Page

###

Like most jurisdictions, murder can be mitigated to voluntary manslaughter if the killer acted under adequate provocation. The provocation must have been adequate to excite an uncontrollable passion in a reasonable person. Words alone are not enough. Here, the problem is that there was no provocation. The men on the motorcycle did not do anything to Lorance or his unit. Even if the CDC asked for this instruction, the military judge should not have read it—the defense did not raise sufficient evidence of that issue. Failing to ask for it was not a mistake.

The military also has involuntary manslaughter (culpable negligence) and negligent homicide (simple negligence). Neither of those mental states (examples of unintentional homicide caused by risk-taking or failing to recognize a risk) occurred here. It is uncontroverted that Lorance intended to kill those villagers. The military judge should not have read an instruction on these offenses, either.

The only thing the CDC could have hoped for was that the military judge would read one of these instructions and then possibly the panel would have compromised on something that is legally illogical—basically, hoping nullification would trump reason.  Failing to do something that relies only on jury nullification to work is not IAC.

I went through the trial transcript in preparation for my interviews, and I am confident that his CDC did a competent job. His cross-examinations of the witnesses were pretty good. Lorance just had bad facts.

Now to the conspiracy theories. The director exposes us to some of these, but my sense is that he does that to show their absurdity rather than to give them validity. Here are some of them: the CDC was in cahoots with the Army; the Army knew what the result was going to be all along; the Army was doing this to appease the Afghan government in partial response to another mass murder than was committed by an American soldier; and, senior officers were doing this to protect their careers.

Of these, only one holds any reflection of the truth. One of the reasons we prosecute soldiers who commit crimes within the host country is to show the people of that country that we hold our soldiers accountable. That is a legitimate reason (among other reasons) for prosecuting soldiers who commit crimes.

There were a couple of facts that need some explanation. First, the names of the dead men were initially written on the charge sheet, then prosecutors lined through those names and wrote in something like “adult male.” The conspiracy theory is that had to do with a cover-up or hiding the fact that they may have been enemy combatants. The better explanation is, things like that happen all the time in the military on charge sheets and it is allowed, provided the defense gets proper notice.

Proving the name of an Afghan is difficult. For most Afghans, there are no birth records or death records. But proving that two men died was easy: there were aerial photographs of their bodies. The names were not legally required to be on the charge sheet. By crossing through the names, the government did not have to try to prove the names. They just needed to prove two dead bodies, and they can point to the photos for that.

###

Given entries
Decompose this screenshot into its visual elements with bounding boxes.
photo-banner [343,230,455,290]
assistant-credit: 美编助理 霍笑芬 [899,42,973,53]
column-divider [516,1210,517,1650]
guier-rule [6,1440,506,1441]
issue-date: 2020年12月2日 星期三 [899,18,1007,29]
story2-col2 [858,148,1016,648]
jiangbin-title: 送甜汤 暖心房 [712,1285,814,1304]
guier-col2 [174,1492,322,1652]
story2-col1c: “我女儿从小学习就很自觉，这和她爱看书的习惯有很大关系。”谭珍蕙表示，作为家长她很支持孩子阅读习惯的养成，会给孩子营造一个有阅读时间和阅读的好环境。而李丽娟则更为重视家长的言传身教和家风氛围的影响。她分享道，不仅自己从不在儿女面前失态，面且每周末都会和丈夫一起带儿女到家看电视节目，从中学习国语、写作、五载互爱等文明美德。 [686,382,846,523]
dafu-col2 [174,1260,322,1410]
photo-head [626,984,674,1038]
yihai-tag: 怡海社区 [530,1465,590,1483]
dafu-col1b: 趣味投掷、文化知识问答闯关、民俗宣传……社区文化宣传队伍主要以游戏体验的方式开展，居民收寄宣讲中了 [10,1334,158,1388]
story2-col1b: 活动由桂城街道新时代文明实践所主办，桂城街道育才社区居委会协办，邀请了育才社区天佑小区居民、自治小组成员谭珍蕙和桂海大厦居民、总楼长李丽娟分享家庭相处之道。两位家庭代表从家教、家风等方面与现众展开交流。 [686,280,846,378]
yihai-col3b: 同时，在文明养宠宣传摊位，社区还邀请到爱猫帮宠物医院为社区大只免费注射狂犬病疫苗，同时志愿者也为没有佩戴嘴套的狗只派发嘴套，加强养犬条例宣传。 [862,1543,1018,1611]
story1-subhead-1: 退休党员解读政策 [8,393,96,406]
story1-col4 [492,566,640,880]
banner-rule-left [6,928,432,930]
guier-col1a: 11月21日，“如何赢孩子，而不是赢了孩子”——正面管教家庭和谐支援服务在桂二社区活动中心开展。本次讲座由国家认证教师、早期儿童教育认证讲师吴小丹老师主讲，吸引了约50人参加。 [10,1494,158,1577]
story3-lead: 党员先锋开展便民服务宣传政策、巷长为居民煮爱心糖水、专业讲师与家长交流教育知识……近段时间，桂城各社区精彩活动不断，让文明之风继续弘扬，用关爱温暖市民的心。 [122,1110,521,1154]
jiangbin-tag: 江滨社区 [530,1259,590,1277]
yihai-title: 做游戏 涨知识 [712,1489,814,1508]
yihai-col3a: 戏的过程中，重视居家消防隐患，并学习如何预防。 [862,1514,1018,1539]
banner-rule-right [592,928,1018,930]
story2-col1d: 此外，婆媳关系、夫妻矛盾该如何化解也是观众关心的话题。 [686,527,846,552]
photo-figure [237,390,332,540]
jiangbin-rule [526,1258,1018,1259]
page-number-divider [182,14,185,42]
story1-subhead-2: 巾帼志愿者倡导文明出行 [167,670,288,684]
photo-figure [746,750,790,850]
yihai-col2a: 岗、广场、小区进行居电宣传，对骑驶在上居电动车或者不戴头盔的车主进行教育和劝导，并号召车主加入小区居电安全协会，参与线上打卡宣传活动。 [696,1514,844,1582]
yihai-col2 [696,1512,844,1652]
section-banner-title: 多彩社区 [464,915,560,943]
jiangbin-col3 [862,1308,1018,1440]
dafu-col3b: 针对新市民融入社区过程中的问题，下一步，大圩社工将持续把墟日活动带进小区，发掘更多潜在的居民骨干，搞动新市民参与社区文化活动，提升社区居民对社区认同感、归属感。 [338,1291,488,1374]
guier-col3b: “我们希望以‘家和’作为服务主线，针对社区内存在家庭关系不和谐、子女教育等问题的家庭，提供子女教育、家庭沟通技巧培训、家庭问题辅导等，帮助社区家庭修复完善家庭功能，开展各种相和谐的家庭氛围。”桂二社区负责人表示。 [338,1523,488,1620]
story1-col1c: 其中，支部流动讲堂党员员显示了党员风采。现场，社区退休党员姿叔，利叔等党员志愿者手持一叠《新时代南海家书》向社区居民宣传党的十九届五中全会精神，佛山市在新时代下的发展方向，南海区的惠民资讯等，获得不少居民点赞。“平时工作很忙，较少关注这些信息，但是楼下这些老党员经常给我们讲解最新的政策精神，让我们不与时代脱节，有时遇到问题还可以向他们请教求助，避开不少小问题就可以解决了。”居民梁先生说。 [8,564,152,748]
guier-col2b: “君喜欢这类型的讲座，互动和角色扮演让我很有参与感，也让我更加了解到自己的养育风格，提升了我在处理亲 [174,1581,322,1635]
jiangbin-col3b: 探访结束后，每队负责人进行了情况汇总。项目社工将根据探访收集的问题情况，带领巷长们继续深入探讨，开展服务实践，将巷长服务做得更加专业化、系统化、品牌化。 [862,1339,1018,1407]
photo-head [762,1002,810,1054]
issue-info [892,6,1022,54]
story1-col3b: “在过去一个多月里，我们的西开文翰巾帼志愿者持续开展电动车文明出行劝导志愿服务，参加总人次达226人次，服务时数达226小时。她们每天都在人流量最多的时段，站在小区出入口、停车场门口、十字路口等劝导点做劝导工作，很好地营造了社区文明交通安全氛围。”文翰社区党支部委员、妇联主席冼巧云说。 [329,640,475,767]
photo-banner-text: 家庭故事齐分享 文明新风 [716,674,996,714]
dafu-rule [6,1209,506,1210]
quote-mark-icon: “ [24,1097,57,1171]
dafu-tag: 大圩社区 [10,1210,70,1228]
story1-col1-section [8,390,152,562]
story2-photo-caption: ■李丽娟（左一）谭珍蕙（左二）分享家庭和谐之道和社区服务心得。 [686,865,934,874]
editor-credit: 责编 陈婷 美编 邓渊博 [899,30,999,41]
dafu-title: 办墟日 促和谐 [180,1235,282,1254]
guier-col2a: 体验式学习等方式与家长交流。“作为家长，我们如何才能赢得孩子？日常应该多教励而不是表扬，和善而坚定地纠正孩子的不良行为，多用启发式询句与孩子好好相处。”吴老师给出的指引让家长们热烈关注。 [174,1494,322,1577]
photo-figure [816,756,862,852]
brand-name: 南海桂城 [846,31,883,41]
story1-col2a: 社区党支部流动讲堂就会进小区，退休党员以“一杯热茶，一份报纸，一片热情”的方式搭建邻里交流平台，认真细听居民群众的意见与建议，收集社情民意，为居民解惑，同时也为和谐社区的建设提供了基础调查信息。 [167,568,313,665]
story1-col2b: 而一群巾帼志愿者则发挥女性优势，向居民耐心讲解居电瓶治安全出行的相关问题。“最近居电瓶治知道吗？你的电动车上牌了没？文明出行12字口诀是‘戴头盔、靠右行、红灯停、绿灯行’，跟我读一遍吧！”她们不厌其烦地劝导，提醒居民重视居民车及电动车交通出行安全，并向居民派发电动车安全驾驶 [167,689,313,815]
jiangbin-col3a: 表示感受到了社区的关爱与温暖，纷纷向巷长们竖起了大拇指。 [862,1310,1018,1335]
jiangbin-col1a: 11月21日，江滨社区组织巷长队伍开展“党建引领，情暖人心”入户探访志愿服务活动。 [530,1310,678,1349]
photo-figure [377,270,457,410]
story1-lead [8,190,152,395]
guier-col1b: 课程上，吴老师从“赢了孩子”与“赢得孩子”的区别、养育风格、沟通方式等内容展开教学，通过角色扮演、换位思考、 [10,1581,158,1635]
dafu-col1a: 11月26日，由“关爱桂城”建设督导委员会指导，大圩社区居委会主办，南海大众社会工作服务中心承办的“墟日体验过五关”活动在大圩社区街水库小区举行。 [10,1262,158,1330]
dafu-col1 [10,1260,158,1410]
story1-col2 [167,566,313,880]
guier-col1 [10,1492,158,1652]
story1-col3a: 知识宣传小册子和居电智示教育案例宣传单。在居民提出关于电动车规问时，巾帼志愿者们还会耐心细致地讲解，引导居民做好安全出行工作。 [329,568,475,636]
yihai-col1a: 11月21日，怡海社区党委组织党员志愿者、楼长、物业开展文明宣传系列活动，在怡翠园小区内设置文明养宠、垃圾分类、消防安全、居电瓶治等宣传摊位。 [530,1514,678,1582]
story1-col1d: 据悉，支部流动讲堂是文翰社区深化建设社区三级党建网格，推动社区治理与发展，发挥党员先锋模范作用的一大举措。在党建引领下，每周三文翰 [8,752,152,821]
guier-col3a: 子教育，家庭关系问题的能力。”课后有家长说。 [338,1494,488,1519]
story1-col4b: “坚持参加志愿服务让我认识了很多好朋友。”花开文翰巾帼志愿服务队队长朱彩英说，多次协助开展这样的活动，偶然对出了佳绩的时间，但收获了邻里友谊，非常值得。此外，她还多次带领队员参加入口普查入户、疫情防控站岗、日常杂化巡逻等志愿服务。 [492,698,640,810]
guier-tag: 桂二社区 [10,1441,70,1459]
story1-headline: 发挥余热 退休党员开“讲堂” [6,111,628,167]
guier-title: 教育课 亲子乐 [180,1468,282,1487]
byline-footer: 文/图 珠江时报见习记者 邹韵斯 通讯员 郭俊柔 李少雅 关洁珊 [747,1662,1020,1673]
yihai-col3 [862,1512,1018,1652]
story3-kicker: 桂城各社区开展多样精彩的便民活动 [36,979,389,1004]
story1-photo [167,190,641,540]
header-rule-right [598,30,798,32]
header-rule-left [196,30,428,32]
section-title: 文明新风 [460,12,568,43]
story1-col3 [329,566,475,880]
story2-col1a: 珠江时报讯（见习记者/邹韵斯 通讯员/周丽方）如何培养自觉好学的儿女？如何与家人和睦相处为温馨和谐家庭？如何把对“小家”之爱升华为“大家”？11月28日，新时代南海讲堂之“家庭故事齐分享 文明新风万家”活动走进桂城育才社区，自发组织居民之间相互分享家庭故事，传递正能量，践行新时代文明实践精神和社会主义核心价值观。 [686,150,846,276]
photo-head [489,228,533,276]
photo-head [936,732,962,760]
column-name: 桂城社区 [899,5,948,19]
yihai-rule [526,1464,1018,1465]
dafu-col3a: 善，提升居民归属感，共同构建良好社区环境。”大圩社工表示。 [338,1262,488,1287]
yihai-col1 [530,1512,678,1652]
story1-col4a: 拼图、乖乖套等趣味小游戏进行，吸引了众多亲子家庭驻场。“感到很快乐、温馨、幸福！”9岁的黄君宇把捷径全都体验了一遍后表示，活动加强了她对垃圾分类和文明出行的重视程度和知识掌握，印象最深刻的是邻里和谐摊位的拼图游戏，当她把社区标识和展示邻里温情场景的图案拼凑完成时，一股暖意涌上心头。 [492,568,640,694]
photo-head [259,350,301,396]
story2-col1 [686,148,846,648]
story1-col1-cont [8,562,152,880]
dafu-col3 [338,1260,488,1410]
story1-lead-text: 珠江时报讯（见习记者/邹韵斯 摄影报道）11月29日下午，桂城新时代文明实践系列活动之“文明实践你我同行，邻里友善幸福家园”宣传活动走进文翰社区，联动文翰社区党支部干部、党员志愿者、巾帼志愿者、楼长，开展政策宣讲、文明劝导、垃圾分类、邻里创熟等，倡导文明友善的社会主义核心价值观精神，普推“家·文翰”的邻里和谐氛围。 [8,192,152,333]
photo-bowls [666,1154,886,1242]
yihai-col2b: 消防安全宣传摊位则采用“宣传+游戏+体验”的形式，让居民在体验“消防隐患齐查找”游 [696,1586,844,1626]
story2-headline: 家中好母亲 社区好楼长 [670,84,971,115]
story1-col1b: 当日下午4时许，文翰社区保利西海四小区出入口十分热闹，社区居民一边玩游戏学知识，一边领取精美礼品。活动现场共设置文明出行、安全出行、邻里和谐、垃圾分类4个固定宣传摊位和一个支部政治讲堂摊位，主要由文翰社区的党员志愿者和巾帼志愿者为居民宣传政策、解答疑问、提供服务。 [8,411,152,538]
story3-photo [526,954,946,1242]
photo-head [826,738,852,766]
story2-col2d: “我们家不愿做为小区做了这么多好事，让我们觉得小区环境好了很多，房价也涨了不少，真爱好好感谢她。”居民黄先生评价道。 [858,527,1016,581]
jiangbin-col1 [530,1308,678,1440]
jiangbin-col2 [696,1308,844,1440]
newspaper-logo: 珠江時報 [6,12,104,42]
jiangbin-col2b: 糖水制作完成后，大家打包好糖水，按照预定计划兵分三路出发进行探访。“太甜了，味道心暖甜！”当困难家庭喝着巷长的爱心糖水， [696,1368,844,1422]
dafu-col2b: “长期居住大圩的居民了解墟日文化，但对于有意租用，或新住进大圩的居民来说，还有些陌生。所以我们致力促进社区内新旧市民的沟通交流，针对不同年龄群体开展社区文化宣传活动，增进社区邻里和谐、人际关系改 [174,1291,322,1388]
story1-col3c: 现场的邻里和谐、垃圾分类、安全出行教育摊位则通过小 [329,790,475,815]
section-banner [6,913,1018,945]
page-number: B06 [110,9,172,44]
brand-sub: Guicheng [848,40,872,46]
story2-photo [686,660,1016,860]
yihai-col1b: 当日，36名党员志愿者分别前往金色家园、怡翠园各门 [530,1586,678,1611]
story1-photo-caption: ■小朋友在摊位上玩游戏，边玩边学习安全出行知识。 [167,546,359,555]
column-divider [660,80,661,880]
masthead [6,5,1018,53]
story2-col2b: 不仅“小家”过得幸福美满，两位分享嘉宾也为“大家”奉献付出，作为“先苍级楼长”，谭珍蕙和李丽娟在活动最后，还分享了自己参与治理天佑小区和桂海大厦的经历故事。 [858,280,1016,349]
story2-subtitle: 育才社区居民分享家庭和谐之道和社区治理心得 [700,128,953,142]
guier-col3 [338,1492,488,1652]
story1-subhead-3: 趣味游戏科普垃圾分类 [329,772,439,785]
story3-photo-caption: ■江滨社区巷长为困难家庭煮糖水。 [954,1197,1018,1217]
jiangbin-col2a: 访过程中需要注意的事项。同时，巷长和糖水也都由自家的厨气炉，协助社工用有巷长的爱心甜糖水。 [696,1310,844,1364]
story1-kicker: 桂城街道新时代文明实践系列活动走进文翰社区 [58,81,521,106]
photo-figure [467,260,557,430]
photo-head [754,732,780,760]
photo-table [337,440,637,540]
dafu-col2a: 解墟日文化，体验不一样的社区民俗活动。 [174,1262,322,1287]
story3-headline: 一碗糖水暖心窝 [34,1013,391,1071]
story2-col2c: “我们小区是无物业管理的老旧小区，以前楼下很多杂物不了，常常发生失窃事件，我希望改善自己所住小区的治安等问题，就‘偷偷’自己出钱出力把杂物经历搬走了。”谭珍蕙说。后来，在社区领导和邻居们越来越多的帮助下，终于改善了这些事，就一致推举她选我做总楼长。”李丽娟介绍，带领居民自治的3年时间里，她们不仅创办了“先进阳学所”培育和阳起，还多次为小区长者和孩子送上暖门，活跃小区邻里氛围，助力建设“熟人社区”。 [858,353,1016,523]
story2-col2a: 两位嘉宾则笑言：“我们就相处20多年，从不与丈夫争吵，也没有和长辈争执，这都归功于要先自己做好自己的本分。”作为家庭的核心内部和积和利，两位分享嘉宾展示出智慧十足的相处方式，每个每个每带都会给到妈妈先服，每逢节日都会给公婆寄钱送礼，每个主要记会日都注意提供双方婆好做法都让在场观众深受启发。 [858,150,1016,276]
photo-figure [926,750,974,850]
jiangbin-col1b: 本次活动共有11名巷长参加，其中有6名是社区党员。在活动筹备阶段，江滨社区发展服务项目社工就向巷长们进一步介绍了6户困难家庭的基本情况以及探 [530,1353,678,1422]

###

Set task 1
Answer these questions from the commentary on the Lorance case:
(a) What does the commentary say is not enough, by itself, to count as provocation?
(b) Why is it hard to prove the name of an Afghan?
(c) What showed that two men had died?
Set task 2
List every conspiracy theory that the commentary on the Lorance case names.
Set task 3
Extend the commentary on the Lorance case from the point where it ends.
The records come from a different source than the text.

Written reply 1
(a) Words alone.
(b) Most Afghans have no birth records or death records.
(c) Aerial photographs of their bodies.

Written reply 2
- The CDC was in cahoots with the Army.
- The Army knew what the result was going to be all along.
- The Army was doing this to appease the Afghan government, partly in response to another mass murder committed by an American soldier.
- Senior officers were doing this to protect their careers.

Written reply 3
The other fact is that one of the people on the motorcycle may have had some contact with the Taliban. The government did not disclose this to the defense ahead of trial. The conspiracy theory is basically the same: the government knew Lorance did the right thing but scapegoated him to appease the Afghan government.

The defense raised this on appeal as a Brady issue. Under Brady, the government must disclose evidence that is favorable to the defense. If they don’t, the error is tested for prejudice: if the evidence was material to the defense (essentially hyper-relative), then the error requires reversal.

Here, there was no error. The only way this information could be favorable is if Lorance knew about it before the shooting. If he knew that information, then it could factor into the self-defense reasoning. But he didn’t. It was irrelevant to his decision making. (The Army appellate court decided this issue the same way).

Further, even if the men on the motorcycle had been known Taliban, under the Rules of Engagement (ROE) Lorance was operating under, he would not have been able to shoot them on sight. He would still have had to have perceived a hostile act or imminent threat. (Under the laws of war, you can shoot the enemy on sight, even if they are not shooting at you. Those were not the ROE in effect in Afghanistan, though).

One side note. Viewers may have been surprised to see that Lorance was not in jail pending the trial or during the trial. He rode to the courthouse every day in a van with this family.

For the most part, service members do not go to jail before trial. There is no bail in the military. You either go into pretrial confinement, or you don’t. The unit commander makes that decision, but the rules are weighted heavily in favor of not putting soldiers into pretrial confinement.

To do so, there must be probable cause that the service member committed the offense (this is usually apparent). Next, confinement must be necessary because it is foreseeable that (1) the accused is a flight risk OR will engage in future serious criminal misconduct, AND (2) less severe forms of restraint are inadequate. Here, Lorance was not a flight risk and there is no indication that he would commit a violent crime or engage in obstruction of justice. Like many accused, he spent his time before trial doing productive work in his unit.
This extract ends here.